BEGIN THE INPUT

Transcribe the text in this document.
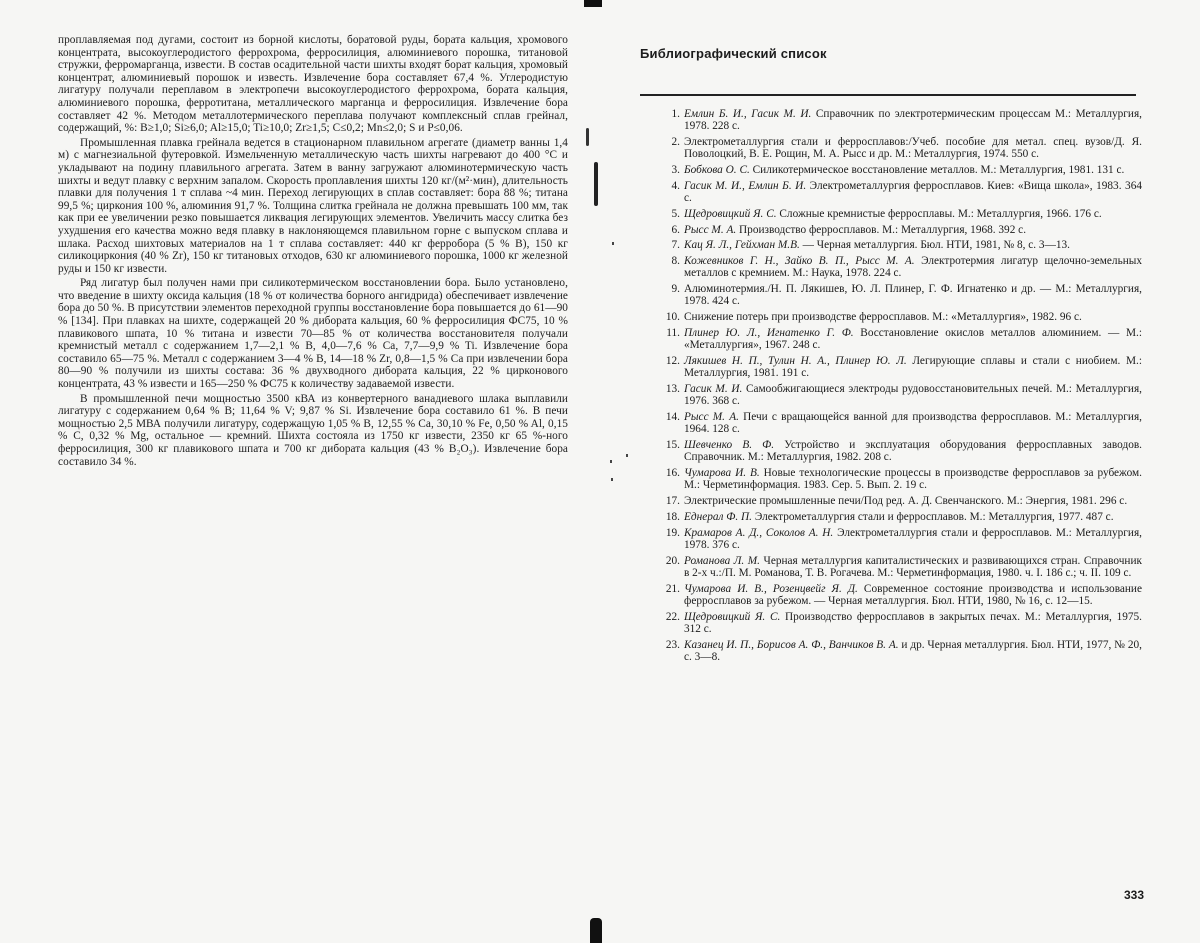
проплавляемая под дугами, состоит из борной кислоты, боратовой руды, бората кальция, хромового концентрата, высокоуглеродистого феррохрома, ферросилиция, алюминиевого порошка, титановой стружки, ферромарганца, извести. В состав осадительной части шихты входят борат кальция, хромовый концентрат, алюминиевый порошок и известь. Извлечение бора составляет 67,4 %. Углеродистую лигатуру получали переплавом в электропечи высокоуглеродистого феррохрома, бората кальция, алюминиевого порошка, ферротитана, металлического марганца и ферросилиция. Извлечение бора составляет 42 %. Методом металлотермического переплава получают комплексный сплав грейнал, содержащий, %: B≥1,0; Si≥6,0; Al≥15,0; Ti≥10,0; Zr≥1,5; C≤0,2; Mn≤2,0; S и P≤0,06.

Промышленная плавка грейнала ведется в стационарном плавильном агрегате (диаметр ванны 1,4 м) с магнезиальной футеровкой. Измельченную металлическую часть шихты нагревают до 400 °C и укладывают на подину плавильного агрегата. Затем в ванну загружают алюминотермическую часть шихты и ведут плавку с верхним запалом. Скорость проплавления шихты 120 кг/(м²·мин), длительность плавки для получения 1 т сплава ~4 мин. Переход легирующих в сплав составляет: бора 88 %; титана 99,5 %; циркония 100 %, алюминия 91,7 %. Толщина слитка грейнала не должна превышать 100 мм, так как при ее увеличении резко повышается ликвация легирующих элементов. Увеличить массу слитка без ухудшения его качества можно ведя плавку в наклоняющемся плавильном горне с выпуском сплава и шлака. Расход шихтовых материалов на 1 т сплава составляет: 440 кг ферробора (5 % B), 150 кг силикоциркония (40 % Zr), 150 кг титановых отходов, 630 кг алюминиевого порошка, 1000 кг железной руды и 150 кг извести.

Ряд лигатур был получен нами при силикотермическом восстановлении бора. Было установлено, что введение в шихту оксида кальция (18 % от количества борного ангидрида) обеспечивает извлечение бора до 50 %. В присутствии элементов переходной группы восстановление бора повышается до 61—90 % [134]. При плавках на шихте, содержащей 20 % дибората кальция, 60 % ферросилиция ФС75, 10 % плавикового шпата, 10 % титана и извести 70—85 % от количества восстановителя получали кремнистый металл с содержанием 1,7—2,1 % B, 4,0—7,6 % Ca, 7,7—9,9 % Ti. Извлечение бора составило 65—75 %. Металл с содержанием 3—4 % B, 14—18 % Zr, 0,8—1,5 % Ca при извлечении бора 80—90 % получили из шихты состава: 36 % двухводного дибората кальция, 22 % цирконового концентрата, 43 % извести и 165—250 % ФС75 к количеству задаваемой извести.

В промышленной печи мощностью 3500 кВА из конвертерного ванадиевого шлака выплавили лигатуру с содержанием 0,64 % B; 11,64 % V; 9,87 % Si. Извлечение бора составило 61 %. В печи мощностью 2,5 МВА получили лигатуру, содержащую 1,05 % B, 12,55 % Ca, 30,10 % Fe, 0,50 % Al, 0,15 % C, 0,32 % Mg, остальное — кремний. Шихта состояла из 1750 кг извести, 2350 кг 65 %-ного ферросилиция, 300 кг плавикового шпата и 700 кг дибората кальция (43 % B₂O₃). Извлечение бора составило 34 %.

Библиографический список
1. Емлин Б. И., Гасик М. И. Справочник по электротермическим процессам М.: Металлургия, 1978. 228 с.
2. Электрометаллургия стали и ферросплавов:/Учеб. пособие для метал. спец. вузов/Д. Я. Поволоцкий, В. Е. Рощин, М. А. Рысс и др. М.: Металлургия, 1974. 550 с.
3. Бобкова О. С. Силикотермическое восстановление металлов. М.: Металлургия, 1981. 131 с.
4. Гасик М. И., Емлин Б. И. Электрометаллургия ферросплавов. Киев: «Вища школа», 1983. 364 с.
5. Щедровицкий Я. С. Сложные кремнистые ферросплавы. М.: Металлургия, 1966. 176 с.
6. Рысс М. А. Производство ферросплавов. М.: Металлургия, 1968. 392 с.
7. Кац Я. Л., Гейхман М.В. — Черная металлургия. Бюл. НТИ, 1981, № 8, с. 3—13.
8. Кожевников Г. Н., Зайко В. П., Рысс М. А. Электротермия лигатур щелочно-земельных металлов с кремнием. М.: Наука, 1978. 224 с.
9. Алюминотермия./Н. П. Лякишев, Ю. Л. Плинер, Г. Ф. Игнатенко и др. — М.: Металлургия, 1978. 424 с.
10. Снижение потерь при производстве ферросплавов. М.: «Металлургия», 1982. 96 с.
11. Плинер Ю. Л., Игнатенко Г. Ф. Восстановление окислов металлов алюминием. — М.: «Металлургия», 1967. 248 с.
12. Лякишев Н. П., Тулин Н. А., Плинер Ю. Л. Легирующие сплавы и стали с ниобием. М.: Металлургия, 1981. 191 с.
13. Гасик М. И. Самообжигающиеся электроды рудовосстановительных печей. М.: Металлургия, 1976. 368 с.
14. Рысс М. А. Печи с вращающейся ванной для производства ферросплавов. М.: Металлургия, 1964. 128 с.
15. Шевченко В. Ф. Устройство и эксплуатация оборудования ферросплавных заводов. Справочник. М.: Металлургия, 1982. 208 с.
16. Чумарова И. В. Новые технологические процессы в производстве ферросплавов за рубежом. М.: Черметинформация. 1983. Сер. 5. Вып. 2. 19 с.
17. Электрические промышленные печи/Под ред. А. Д. Свенчанского. М.: Энергия, 1981. 296 с.
18. Еднерал Ф. П. Электрометаллургия стали и ферросплавов. М.: Металлургия, 1977. 487 с.
19. Крамаров А. Д., Соколов А. Н. Электрометаллургия стали и ферросплавов. М.: Металлургия, 1978. 376 с.
20. Романова Л. М. Черная металлургия капиталистических и развивающихся стран. Справочник в 2-х ч.:/П. М. Романова, Т. В. Рогачева. М.: Черметинформация, 1980. ч. I. 186 с.; ч. II. 109 с.
21. Чумарова И. В., Розенцвейг Я. Д. Современное состояние производства и использование ферросплавов за рубежом. — Черная металлургия. Бюл. НТИ, 1980, № 16, с. 12—15.
22. Щедровицкий Я. С. Производство ферросплавов в закрытых печах. М.: Металлургия, 1975. 312 с.
23. Казанец И. П., Борисов А. Ф., Ванчиков В. А. и др. Черная металлургия. Бюл. НТИ, 1977, № 20, с. 3—8.
333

END THE INPUT

== WHAT THE EXERCISE ASKS ==
Identify the lines above with the word "производстве". Copy them.

== THE SOLUTION ==
10. Снижение потерь при производстве ферросплавов. М.: «Металлургия», 1982. 96 с.
16. Чумарова И. В. Новые технологические процессы в производстве ферросплавов за рубежом. М.: Черметинформация. 1983. Сер. 5. Вып. 2. 19 с.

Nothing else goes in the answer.